Records from a data source
** start **

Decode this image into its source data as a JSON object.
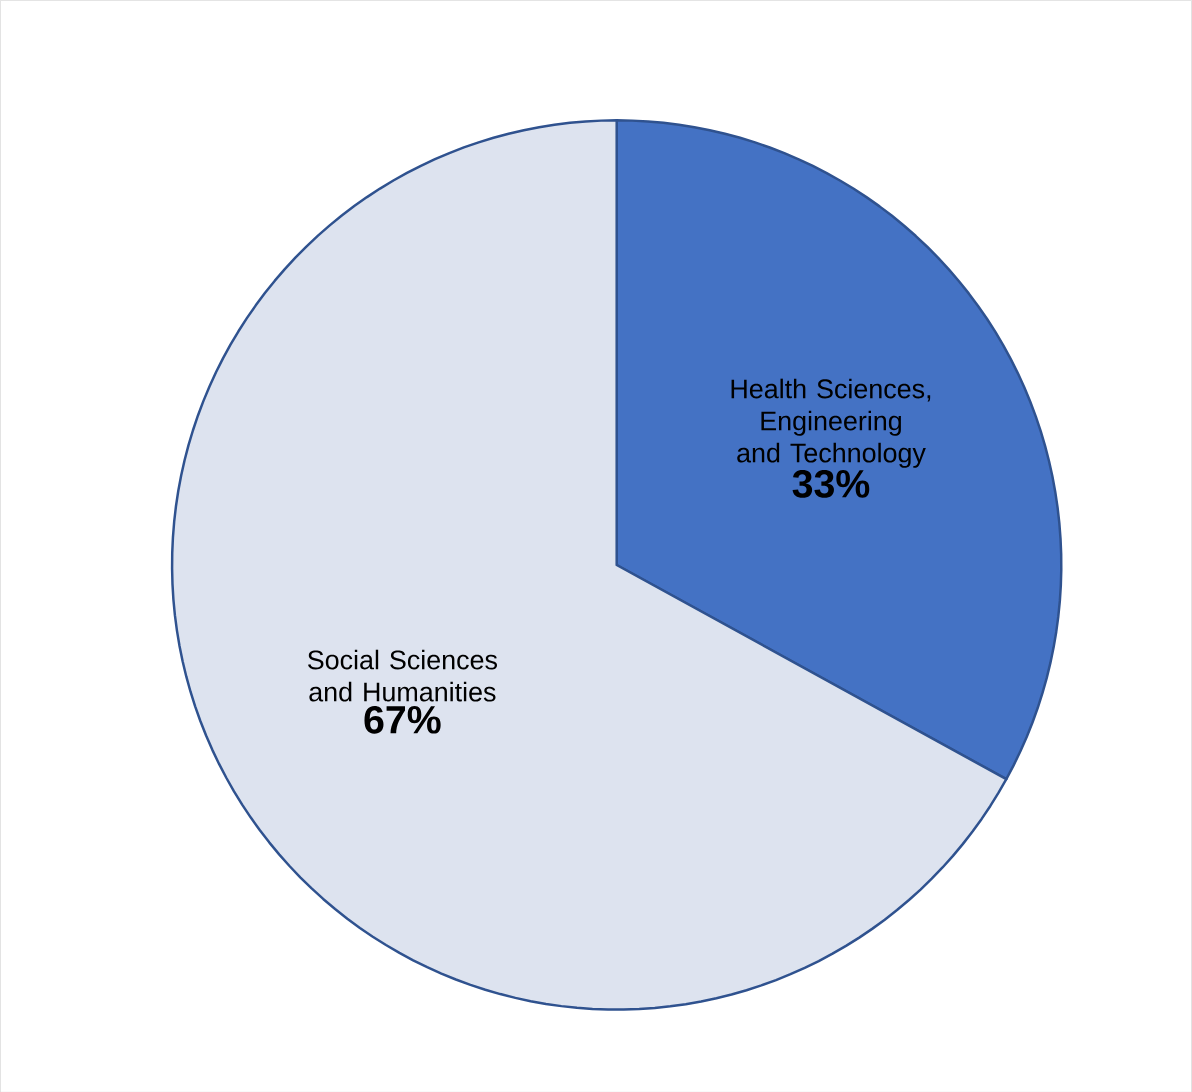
{
  "chart_data": {
    "type": "pie",
    "categories": [
      "Health Sciences, Engineering and Technology",
      "Social Sciences and Humanities"
    ],
    "values": [
      33,
      67
    ],
    "value_labels": [
      "33%",
      "67%"
    ],
    "colors": [
      "#4472c4",
      "#dde3ef"
    ]
  }
}
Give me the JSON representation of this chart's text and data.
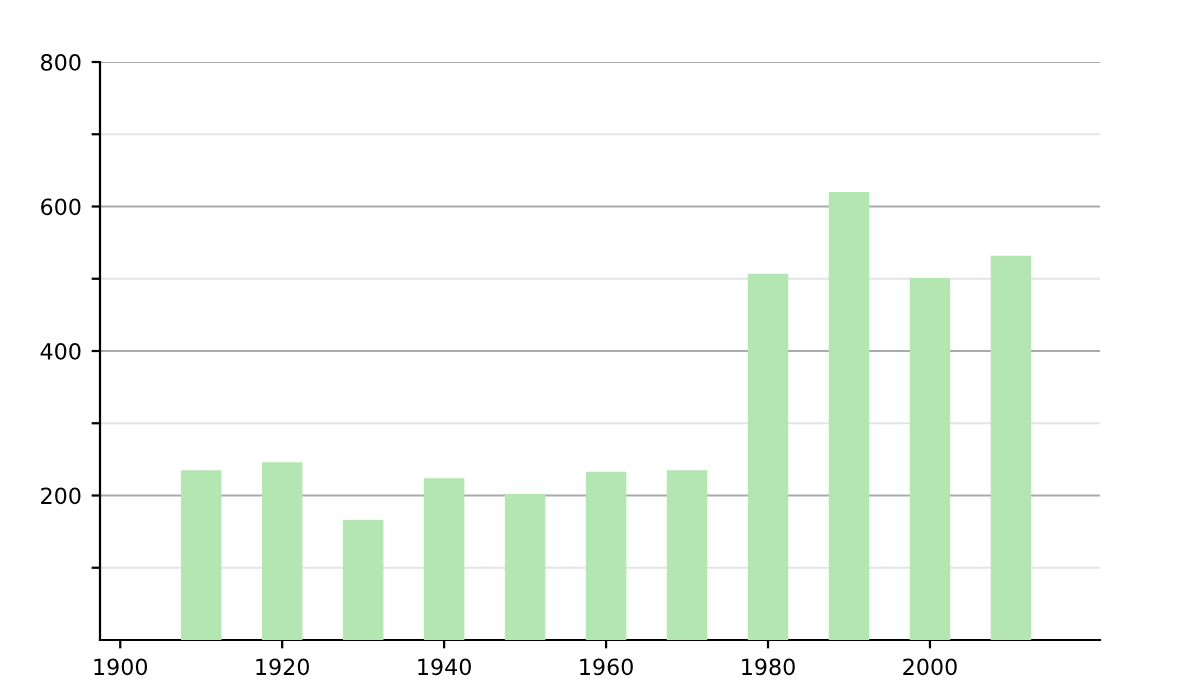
{
  "chart_data": {
    "type": "bar",
    "x": [
      1910,
      1920,
      1930,
      1940,
      1950,
      1960,
      1970,
      1980,
      1990,
      2000,
      2010
    ],
    "values": [
      235,
      246,
      166,
      224,
      202,
      233,
      235,
      507,
      620,
      501,
      532
    ],
    "color": "#b3e6b0",
    "xlim": [
      1897.5,
      2021
    ],
    "xticks": [
      1900,
      1920,
      1940,
      1960,
      1980,
      2000
    ],
    "ylim": [
      0,
      800
    ],
    "yticks": [
      {
        "value": 100,
        "label": null
      },
      200,
      {
        "value": 300,
        "label": null
      },
      400,
      {
        "value": 500,
        "label": null
      },
      600,
      {
        "value": 700,
        "label": null
      },
      800
    ],
    "grid": "y"
  }
}
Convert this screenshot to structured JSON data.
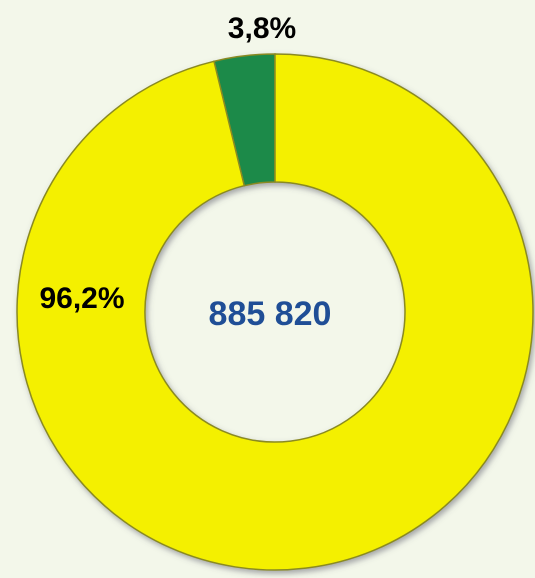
{
  "chart_data": {
    "type": "donut",
    "values": [
      3.8,
      96.2
    ],
    "value_labels": [
      "3,8%",
      "96,2%"
    ],
    "colors": [
      "#1e8a4a",
      "#f4f000"
    ],
    "direction": "counterclockwise",
    "center_label": "885 820"
  }
}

** end **

Do not include the images; transcribe the rest of the listing exactly.

**RESPONSE TO THIS EXERCISE:**
Decode this image into its source data as a JSON object.
{
  "chart_data": {
    "type": "pie",
    "categories": [
      "Health Sciences, Engineering and Technology",
      "Social Sciences and Humanities"
    ],
    "values": [
      33,
      67
    ],
    "value_labels": [
      "33%",
      "67%"
    ],
    "colors": [
      "#4472c4",
      "#dde3ef"
    ]
  }
}
Give me the JSON representation of this chart's text and data.
{
  "chart_data": {
    "type": "bar",
    "x": [
      1910,
      1920,
      1930,
      1940,
      1950,
      1960,
      1970,
      1980,
      1990,
      2000,
      2010
    ],
    "values": [
      235,
      246,
      166,
      224,
      202,
      233,
      235,
      507,
      620,
      501,
      532
    ],
    "color": "#b3e6b0",
    "xlim": [
      1897.5,
      2021
    ],
    "xticks": [
      1900,
      1920,
      1940,
      1960,
      1980,
      2000
    ],
    "ylim": [
      0,
      800
    ],
    "yticks": [
      {
        "value": 100,
        "label": null
      },
      200,
      {
        "value": 300,
        "label": null
      },
      400,
      {
        "value": 500,
        "label": null
      },
      600,
      {
        "value": 700,
        "label": null
      },
      800
    ],
    "grid": "y"
  }
}
Convert this screenshot to structured JSON data.
{
  "chart_data": {
    "type": "donut",
    "values": [
      3.8,
      96.2
    ],
    "value_labels": [
      "3,8%",
      "96,2%"
    ],
    "colors": [
      "#1e8a4a",
      "#f4f000"
    ],
    "direction": "counterclockwise",
    "center_label": "885 820"
  }
}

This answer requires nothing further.